任务说明: 能把下面这篇讲大batch任务如何影响structured streaming的文章里,从“本篇文章的全称为设置trigger后,运行时间长的 query 对后续”起到“集群优化 中对 trigger的解释说明。”止的那一段逐字复述出来吗?

原文段落:
—————
大batch任务对structured streaming任务影响
信念,你拿它没办法,但是没有它你什么也做不成。—— 撒姆尔巴特勒
前言
对于spark streaming而言,大的batch任务会导致后续batch任务积压,对于structured streaming任务影响如何,本篇文章主要来做一下简单的说明。
本篇文章的全称为设置trigger后,运行时间长的 query 对后续 query 的submit time的影响
Trigger类型
首先trigger有三种类型,分别为 OneTimeTrigger ,ProcessingTime 以及 ContinuousTrigger 三种。这三种解释可以参照 spark 集群优化 中对 trigger的解释说明。
设置OneTimeTrigger后,运行时间长的 query 对后续 query 的submit time的影响
OneTimeTrigger只执行一次query就结束了,不存在对后续batch影响。
设置ProcessingTimeTrigger后,运行时间长的 query 对后续 query 的submit time的影响
设置超过 trigger inverval的sleep时间
代码截图如下,即在每一个partition上的task中添加一个sleep逻辑:

运行效果
运行效果截图如下:
UI的Jobs面板截图如下:

UI的SQL面板截图如下:

通过上面两个面板截图中的submitted列可以看出,此时每一个batch的query 提交时间是根据前驱query的结束时间来确定的。
设置 ContinuousTrigger 后,运行时间长的 query 对后续 query 的submit time的影响
源码分析
下面从源码角度来分析一下。
StreamExecution的职责
它是当新数据到达时在后台连续执行的查询的句柄。管理在单独线程中发生的流式Spark SQL查询的执行。 与标准查询不同,每次新数据到达查询计划中存在的任何 Source 时,流式查询都会重复执行。每当新数据到达时,都会创建一个 QueryExecution,并将结果以事务方式提交给给定的 Sink 。
它有两个子类,截图如下:

Tigger和StreamExecution的对应关系
在org.apache.spark.sql.streaming.StreamingQueryManager#createQuery方法中有如下代码片段:
(sink, trigger) match {
case (v2Sink: StreamWriteSupport, trigger: ContinuousTrigger) =>
if (sparkSession.sessionState.conf.isUnsupportedOperationCheckEnabled) {
UnsupportedOperationChecker.checkForContinuous(analyzedPlan, outputMode)
}
// 使用 ContinuousTrigger 则为 ContinuousExecution
new StreamingQueryWrapper(new ContinuousExecution(
sparkSession,
userSpecifiedName.orNull,
checkpointLocation,
analyzedPlan,
v2Sink,
trigger,
triggerClock,
outputMode,
extraOptions,
deleteCheckpointOnStop))
case _ =>
// 使用 ProcessingTrigger 则为 MicroBatchExecution
new StreamingQueryWrapper(new MicroBatchExecution(
sparkSession,
userSpecifiedName.orNull,
checkpointLocation,
analyzedPlan,
sink,
trigger,
triggerClock,
outputMode,
extraOptions,
deleteCheckpointOnStop))
}
可以看出,Tigger和对应的StreamExecution的关系如下:
|
Trigger
|
StreamExecution
|
|---|---|
| OneTimeTrigger | MicroBatchExecution |
| ProcessingTrigger | MicroBatchExecution |
| ContinuousTrigger | ContinuousExecution |
另外,StreamExecution构造参数中的analyzedPlan是指LogicalPlan,也就是说在第一个query启动之前,LogicalPlan已经生成,此时的LogicalPlan是 UnResolved LogicalPlan,因为此时每一个AST依赖的数据节点的source信息还未知,还无法优化LogicalPlan。
—————
数据记录:
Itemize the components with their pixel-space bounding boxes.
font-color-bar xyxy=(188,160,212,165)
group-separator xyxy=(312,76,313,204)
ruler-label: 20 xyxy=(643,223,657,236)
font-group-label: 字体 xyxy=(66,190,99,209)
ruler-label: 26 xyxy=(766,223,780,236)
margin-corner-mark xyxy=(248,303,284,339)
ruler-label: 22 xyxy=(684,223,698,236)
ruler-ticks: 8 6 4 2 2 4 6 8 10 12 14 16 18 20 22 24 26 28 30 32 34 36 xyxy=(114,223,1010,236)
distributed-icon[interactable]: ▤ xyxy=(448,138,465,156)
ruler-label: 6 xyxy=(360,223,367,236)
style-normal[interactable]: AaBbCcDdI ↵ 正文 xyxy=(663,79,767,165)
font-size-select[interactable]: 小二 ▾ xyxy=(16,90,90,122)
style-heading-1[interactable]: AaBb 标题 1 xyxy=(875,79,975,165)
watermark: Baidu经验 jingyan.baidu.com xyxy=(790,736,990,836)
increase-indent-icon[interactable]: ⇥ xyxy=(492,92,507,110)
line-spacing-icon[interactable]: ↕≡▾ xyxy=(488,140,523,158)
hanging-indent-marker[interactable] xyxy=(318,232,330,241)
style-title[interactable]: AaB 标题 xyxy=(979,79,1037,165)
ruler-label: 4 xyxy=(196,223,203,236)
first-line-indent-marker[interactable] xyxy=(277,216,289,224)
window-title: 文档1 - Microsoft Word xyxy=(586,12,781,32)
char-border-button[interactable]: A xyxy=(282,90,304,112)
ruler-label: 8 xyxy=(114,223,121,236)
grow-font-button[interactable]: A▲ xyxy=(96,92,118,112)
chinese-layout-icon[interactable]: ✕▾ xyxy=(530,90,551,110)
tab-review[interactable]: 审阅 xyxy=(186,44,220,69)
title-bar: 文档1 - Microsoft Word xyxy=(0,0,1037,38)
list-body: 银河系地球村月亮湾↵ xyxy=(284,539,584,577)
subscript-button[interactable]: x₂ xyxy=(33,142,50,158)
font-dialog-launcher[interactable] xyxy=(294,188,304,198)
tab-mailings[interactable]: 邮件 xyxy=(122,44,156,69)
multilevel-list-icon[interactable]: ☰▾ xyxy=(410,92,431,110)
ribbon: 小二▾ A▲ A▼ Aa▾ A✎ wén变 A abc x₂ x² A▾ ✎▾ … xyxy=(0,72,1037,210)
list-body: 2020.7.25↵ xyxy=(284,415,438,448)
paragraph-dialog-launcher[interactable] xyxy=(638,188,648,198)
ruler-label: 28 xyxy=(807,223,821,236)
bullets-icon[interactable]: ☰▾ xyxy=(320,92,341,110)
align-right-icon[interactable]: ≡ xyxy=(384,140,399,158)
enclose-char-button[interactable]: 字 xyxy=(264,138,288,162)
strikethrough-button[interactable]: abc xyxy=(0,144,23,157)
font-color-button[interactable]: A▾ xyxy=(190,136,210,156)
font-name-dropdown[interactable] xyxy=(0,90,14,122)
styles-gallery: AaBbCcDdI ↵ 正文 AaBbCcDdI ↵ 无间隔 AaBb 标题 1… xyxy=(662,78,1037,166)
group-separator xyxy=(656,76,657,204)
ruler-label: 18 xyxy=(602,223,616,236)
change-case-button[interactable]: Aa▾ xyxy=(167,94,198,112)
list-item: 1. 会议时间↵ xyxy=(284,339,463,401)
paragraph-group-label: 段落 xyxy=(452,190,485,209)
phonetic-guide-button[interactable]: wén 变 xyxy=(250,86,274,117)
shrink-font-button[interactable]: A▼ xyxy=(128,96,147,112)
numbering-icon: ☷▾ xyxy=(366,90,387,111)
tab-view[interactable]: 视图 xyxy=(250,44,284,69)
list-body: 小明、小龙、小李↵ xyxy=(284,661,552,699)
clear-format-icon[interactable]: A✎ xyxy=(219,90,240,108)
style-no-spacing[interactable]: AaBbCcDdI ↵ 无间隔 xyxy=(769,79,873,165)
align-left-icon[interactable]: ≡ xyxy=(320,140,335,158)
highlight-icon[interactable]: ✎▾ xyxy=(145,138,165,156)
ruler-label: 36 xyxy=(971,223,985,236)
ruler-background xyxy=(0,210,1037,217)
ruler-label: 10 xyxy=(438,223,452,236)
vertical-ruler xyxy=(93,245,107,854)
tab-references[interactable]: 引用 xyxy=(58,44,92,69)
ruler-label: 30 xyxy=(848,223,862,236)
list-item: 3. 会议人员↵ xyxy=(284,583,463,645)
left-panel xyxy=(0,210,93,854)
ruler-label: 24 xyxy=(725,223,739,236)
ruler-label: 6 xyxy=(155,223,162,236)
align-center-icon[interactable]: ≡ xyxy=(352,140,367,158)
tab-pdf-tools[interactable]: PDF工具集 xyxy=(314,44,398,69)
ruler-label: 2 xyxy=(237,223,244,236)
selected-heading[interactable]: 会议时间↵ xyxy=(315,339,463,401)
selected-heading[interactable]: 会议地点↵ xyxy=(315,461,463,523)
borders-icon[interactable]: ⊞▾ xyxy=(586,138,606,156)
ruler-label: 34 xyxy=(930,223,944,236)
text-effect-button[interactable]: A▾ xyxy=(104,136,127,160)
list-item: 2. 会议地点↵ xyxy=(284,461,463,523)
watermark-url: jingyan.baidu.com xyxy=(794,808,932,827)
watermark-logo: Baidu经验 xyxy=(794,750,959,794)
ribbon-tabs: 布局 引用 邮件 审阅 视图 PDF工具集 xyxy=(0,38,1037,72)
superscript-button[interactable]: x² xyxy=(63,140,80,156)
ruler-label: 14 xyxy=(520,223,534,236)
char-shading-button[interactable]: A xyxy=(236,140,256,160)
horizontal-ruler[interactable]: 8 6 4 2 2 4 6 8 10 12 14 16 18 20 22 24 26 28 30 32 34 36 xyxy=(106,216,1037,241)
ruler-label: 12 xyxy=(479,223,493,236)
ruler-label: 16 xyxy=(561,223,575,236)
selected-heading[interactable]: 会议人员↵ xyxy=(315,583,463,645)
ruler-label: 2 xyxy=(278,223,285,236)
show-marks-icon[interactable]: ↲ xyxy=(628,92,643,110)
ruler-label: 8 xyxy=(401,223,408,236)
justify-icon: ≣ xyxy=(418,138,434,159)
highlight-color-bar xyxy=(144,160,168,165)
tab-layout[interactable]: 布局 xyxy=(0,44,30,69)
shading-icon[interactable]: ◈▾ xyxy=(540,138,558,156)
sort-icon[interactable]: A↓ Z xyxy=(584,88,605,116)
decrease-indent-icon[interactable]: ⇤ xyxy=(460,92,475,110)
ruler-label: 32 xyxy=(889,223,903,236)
—————
正确输出:
本篇文章的全称为设置trigger后,运行时间长的 query 对后续 query 的submit time的影响
Trigger类型
首先trigger有三种类型,分别为 OneTimeTrigger ,ProcessingTime 以及 ContinuousTrigger 三种。这三种解释可以参照 spark 集群优化 中对 trigger的解释说明。